Find each line containing the word "Appliquer" and report how many there are. Add nothing else.
------------------------------------------------
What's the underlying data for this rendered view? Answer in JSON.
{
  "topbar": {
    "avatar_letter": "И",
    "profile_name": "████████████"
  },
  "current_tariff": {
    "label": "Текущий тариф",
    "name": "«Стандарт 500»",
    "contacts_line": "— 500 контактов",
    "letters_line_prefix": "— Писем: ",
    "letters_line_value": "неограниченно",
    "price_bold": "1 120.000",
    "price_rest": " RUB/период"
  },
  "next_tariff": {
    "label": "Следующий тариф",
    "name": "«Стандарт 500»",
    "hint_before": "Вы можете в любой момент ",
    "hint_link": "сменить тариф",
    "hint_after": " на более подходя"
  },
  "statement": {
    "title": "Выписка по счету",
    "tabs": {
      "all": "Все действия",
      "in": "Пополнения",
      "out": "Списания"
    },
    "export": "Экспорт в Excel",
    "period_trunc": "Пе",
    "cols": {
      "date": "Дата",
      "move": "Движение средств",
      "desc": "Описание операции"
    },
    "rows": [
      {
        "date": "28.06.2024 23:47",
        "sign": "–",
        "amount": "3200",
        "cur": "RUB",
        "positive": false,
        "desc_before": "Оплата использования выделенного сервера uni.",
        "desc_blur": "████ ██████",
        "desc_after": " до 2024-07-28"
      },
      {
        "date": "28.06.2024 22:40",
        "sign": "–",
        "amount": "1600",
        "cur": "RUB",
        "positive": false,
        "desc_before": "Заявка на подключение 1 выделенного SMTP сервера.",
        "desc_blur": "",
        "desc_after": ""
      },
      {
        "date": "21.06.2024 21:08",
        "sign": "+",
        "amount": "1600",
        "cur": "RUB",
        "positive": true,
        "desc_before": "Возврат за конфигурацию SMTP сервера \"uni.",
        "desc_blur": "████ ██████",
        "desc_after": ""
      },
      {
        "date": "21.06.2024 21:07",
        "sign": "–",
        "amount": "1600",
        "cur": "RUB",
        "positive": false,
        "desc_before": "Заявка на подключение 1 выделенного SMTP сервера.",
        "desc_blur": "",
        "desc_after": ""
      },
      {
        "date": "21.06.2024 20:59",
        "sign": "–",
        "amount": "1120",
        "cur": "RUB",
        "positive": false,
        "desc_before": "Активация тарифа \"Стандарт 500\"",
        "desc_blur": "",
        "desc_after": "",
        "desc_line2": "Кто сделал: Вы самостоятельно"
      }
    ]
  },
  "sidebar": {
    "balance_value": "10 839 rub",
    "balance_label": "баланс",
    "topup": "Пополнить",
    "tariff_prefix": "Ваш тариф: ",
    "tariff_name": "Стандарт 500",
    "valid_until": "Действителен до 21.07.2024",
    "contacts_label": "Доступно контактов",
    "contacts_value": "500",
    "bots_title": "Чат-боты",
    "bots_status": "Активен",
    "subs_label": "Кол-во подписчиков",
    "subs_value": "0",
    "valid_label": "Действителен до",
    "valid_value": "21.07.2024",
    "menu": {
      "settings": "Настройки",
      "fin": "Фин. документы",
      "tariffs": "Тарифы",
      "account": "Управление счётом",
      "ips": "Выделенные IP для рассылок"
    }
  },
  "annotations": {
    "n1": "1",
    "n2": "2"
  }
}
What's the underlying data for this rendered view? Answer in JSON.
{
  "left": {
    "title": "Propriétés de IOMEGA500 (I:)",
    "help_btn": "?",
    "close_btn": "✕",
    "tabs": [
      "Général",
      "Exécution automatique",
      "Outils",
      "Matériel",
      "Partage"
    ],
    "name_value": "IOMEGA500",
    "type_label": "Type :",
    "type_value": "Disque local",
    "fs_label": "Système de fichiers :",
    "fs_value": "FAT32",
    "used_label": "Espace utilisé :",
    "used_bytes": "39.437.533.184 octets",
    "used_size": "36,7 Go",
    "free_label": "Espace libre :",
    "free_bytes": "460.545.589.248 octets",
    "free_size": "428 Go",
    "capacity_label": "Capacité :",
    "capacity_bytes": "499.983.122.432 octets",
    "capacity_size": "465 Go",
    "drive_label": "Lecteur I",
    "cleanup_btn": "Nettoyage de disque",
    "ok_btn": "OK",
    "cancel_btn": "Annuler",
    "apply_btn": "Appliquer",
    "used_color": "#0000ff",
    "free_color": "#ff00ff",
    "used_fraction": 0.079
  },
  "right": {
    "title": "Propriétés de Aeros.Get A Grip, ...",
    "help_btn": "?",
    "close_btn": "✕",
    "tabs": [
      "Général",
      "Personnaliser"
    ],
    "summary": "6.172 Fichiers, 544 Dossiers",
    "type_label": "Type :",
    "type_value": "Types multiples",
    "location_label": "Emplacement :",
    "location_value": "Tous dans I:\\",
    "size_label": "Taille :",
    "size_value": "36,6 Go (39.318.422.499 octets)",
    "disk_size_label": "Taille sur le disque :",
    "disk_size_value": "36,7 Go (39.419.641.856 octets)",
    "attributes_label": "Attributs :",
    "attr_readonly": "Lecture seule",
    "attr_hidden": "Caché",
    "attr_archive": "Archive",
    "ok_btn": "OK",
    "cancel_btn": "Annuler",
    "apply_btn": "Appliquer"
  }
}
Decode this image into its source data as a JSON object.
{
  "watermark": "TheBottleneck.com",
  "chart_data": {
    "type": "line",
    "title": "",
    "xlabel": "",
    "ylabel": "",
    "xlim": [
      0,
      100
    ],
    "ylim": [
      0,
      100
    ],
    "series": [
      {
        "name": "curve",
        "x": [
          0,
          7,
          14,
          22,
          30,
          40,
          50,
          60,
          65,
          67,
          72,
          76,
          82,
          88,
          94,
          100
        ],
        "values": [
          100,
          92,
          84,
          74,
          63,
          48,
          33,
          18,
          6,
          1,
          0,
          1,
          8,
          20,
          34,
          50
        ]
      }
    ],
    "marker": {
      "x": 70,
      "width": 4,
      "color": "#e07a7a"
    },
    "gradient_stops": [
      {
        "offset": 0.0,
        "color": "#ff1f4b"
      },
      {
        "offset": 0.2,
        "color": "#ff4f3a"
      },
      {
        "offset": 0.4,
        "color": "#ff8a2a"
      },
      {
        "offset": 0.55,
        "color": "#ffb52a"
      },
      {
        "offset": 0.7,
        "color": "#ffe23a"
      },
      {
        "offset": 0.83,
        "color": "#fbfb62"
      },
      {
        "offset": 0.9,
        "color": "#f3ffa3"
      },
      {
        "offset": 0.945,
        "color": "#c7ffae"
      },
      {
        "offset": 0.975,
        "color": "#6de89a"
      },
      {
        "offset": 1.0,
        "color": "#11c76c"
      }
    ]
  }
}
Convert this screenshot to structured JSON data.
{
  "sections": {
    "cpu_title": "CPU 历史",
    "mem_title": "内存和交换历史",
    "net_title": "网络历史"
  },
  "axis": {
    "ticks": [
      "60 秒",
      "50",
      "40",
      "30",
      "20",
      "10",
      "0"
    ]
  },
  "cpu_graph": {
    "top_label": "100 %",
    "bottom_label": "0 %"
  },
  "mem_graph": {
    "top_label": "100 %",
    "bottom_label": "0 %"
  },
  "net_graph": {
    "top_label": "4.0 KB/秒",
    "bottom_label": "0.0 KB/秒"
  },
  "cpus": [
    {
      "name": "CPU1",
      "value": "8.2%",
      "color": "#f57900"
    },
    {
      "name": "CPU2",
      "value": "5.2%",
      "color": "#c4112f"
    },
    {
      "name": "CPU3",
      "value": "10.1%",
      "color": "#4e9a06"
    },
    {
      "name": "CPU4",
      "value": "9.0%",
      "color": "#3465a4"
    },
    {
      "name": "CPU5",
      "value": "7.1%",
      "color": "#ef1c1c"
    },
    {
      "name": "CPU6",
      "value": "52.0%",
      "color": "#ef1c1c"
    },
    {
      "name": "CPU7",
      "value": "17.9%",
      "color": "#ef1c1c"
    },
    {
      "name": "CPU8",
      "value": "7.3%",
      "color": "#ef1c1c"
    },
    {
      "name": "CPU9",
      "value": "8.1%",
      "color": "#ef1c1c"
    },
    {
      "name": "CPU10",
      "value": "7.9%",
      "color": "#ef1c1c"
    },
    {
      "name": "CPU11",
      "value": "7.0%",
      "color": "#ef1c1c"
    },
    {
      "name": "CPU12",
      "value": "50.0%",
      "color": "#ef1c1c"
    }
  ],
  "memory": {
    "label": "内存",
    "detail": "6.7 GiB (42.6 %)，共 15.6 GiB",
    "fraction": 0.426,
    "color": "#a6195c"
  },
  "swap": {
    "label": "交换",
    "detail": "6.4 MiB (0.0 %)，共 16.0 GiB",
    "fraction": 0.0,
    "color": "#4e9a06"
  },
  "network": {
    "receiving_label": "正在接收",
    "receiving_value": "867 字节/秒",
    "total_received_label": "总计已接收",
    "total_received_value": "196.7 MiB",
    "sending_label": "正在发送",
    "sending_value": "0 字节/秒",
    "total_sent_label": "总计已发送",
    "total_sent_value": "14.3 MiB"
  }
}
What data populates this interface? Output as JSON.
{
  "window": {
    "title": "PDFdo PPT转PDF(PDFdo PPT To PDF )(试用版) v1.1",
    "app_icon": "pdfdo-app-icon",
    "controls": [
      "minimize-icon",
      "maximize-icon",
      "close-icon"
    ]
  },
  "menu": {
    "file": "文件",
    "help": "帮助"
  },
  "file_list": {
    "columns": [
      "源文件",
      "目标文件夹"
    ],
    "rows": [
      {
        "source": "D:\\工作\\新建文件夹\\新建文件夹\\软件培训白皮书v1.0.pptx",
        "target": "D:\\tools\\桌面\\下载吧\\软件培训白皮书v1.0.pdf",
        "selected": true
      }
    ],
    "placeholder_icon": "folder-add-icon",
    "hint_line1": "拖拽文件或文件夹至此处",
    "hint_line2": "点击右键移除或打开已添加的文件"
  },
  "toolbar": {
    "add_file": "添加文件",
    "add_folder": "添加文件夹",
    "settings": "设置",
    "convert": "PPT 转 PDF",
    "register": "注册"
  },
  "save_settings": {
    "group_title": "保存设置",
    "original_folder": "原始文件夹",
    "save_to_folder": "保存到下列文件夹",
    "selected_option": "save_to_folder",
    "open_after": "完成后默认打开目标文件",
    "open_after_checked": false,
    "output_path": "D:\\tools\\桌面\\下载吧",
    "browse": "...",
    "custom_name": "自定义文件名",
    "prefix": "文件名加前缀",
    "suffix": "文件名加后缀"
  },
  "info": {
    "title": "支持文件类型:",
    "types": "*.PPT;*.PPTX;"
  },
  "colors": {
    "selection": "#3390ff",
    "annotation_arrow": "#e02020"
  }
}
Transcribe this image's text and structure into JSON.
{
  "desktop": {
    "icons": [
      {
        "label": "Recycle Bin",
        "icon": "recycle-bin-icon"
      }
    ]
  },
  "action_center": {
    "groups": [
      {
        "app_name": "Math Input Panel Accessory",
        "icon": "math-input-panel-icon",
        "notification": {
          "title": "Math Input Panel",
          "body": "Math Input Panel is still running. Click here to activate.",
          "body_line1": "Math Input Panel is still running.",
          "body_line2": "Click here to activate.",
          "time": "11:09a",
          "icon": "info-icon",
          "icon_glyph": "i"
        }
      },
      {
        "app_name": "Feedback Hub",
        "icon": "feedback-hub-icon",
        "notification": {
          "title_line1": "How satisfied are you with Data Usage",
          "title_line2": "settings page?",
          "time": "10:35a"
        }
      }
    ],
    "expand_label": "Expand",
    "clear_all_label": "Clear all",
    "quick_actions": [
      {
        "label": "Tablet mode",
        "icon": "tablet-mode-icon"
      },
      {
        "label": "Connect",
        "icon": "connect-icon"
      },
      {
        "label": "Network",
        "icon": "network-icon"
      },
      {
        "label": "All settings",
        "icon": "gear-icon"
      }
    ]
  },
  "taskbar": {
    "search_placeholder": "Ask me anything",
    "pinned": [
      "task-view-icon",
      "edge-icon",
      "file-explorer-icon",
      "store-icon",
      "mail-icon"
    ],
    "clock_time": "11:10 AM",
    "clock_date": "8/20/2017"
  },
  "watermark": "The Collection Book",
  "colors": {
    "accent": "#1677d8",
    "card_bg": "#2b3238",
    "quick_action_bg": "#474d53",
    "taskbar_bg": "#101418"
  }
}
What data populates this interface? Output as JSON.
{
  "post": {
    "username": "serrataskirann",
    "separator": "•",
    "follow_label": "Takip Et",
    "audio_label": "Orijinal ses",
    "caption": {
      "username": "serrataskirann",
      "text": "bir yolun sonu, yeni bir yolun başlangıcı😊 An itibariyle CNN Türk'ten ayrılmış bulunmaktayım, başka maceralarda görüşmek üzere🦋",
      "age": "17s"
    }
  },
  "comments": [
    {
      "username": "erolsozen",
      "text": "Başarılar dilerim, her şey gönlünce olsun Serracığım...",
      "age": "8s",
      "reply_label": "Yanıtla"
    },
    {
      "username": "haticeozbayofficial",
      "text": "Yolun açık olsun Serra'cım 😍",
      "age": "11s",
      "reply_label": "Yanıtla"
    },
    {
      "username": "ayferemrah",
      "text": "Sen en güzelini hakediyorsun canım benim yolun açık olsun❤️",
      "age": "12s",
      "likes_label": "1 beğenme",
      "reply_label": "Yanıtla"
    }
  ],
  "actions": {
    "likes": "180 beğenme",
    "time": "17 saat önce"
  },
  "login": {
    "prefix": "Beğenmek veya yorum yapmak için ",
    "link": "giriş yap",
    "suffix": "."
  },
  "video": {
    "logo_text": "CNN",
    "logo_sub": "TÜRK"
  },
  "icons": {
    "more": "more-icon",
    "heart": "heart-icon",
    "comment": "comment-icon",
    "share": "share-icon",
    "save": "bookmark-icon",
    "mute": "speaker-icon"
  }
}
------------------------------------------------
EXERCISE OUTPUT
2